-- START TASK INPUTS --
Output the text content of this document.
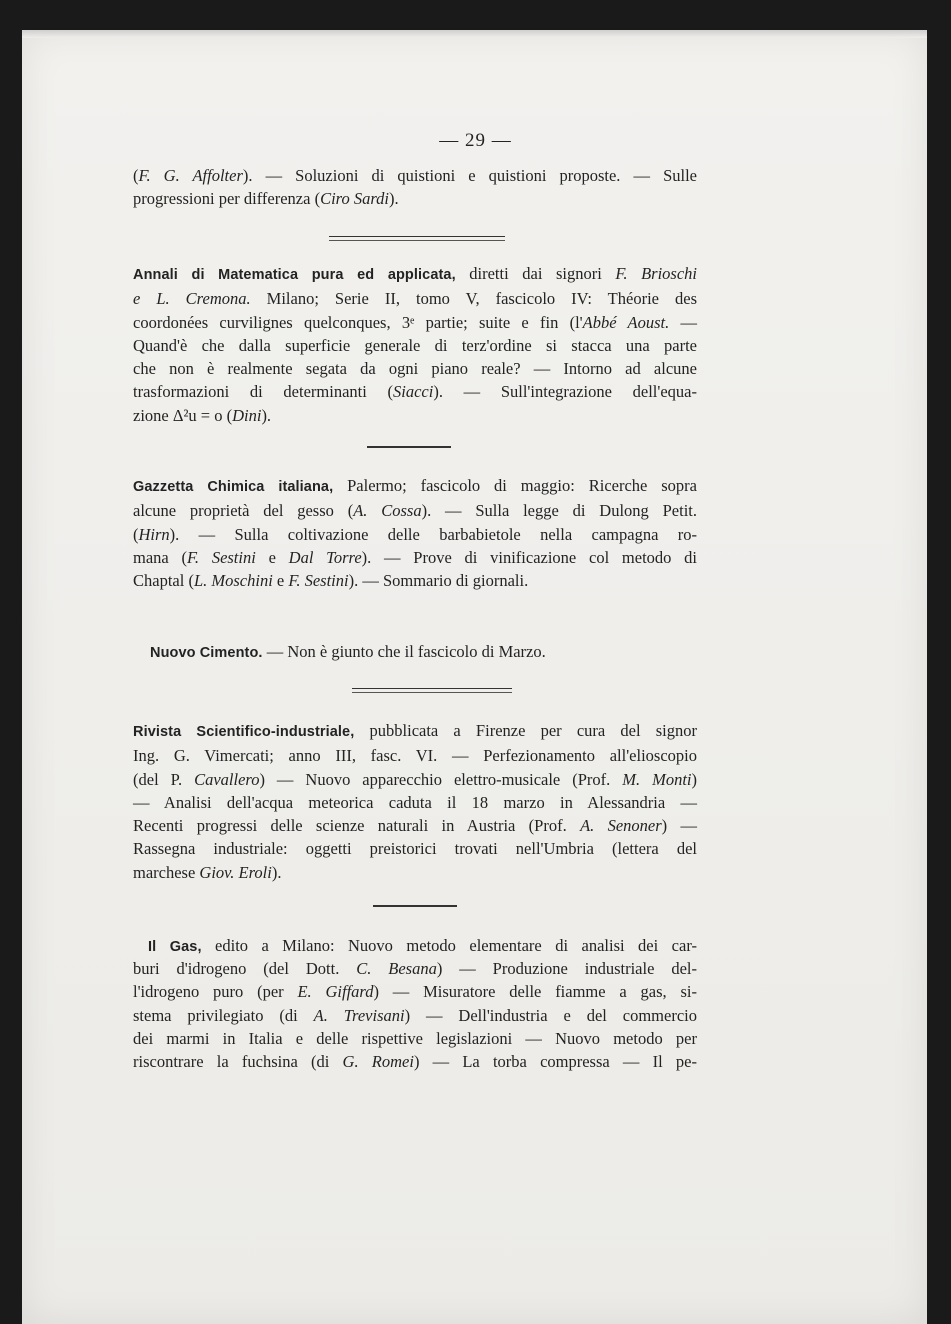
— 29 —
(F. G. Affolter). — Soluzioni di quistioni e quistioni proposte. — Sulle
progressioni per differenza (Ciro Sardi).
Annali di Matematica pura ed applicata, diretti dai signori F. Brioschi
e L. Cremona. Milano; Serie II, tomo V, fascicolo IV: Théorie des
coordonées curvilignes quelconques, 3ᵉ partie; suite e fin (l'Abbé Aoust. —
Quand'è che dalla superficie generale di terz'ordine si stacca una parte
che non è realmente segata da ogni piano reale? — Intorno ad alcune
trasformazioni di determinanti (Siacci). — Sull'integrazione dell'equa-
zione Δ²u = o (Dini).
Gazzetta Chimica italiana, Palermo; fascicolo di maggio: Ricerche sopra
alcune proprietà del gesso (A. Cossa). — Sulla legge di Dulong Petit.
(Hirn). — Sulla coltivazione delle barbabietole nella campagna ro-
mana (F. Sestini e Dal Torre). — Prove di vinificazione col metodo di
Chaptal (L. Moschini e F. Sestini). — Sommario di giornali.
Nuovo Cimento. — Non è giunto che il fascicolo di Marzo.
Rivista Scientifico-industriale, pubblicata a Firenze per cura del signor
Ing. G. Vimercati; anno III, fasc. VI. — Perfezionamento all'elioscopio
(del P. Cavallero) — Nuovo apparecchio elettro-musicale (Prof. M. Monti)
— Analisi dell'acqua meteorica caduta il 18 marzo in Alessandria —
Recenti progressi delle scienze naturali in Austria (Prof. A. Senoner) —
Rassegna industriale: oggetti preistorici trovati nell'Umbria (lettera del
marchese Giov. Eroli).
Il Gas, edito a Milano: Nuovo metodo elementare di analisi dei car-
buri d'idrogeno (del Dott. C. Besana) — Produzione industriale del-
l'idrogeno puro (per E. Giffard) — Misuratore delle fiamme a gas, si-
stema privilegiato (di A. Trevisani) — Dell'industria e del commercio
dei marmi in Italia e delle rispettive legislazioni — Nuovo metodo per
riscontrare la fuchsina (di G. Romei) — La torba compressa — Il pe-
-- END TASK INPUTS --
Each line that holds the word "Sestini" should be extracted from the records.

= OUTPUT FOR THIS EXERCISE =
mana (F. Sestini e Dal Torre). — Prove di vinificazione col metodo di
Chaptal (L. Moschini e F. Sestini). — Sommario di giornali.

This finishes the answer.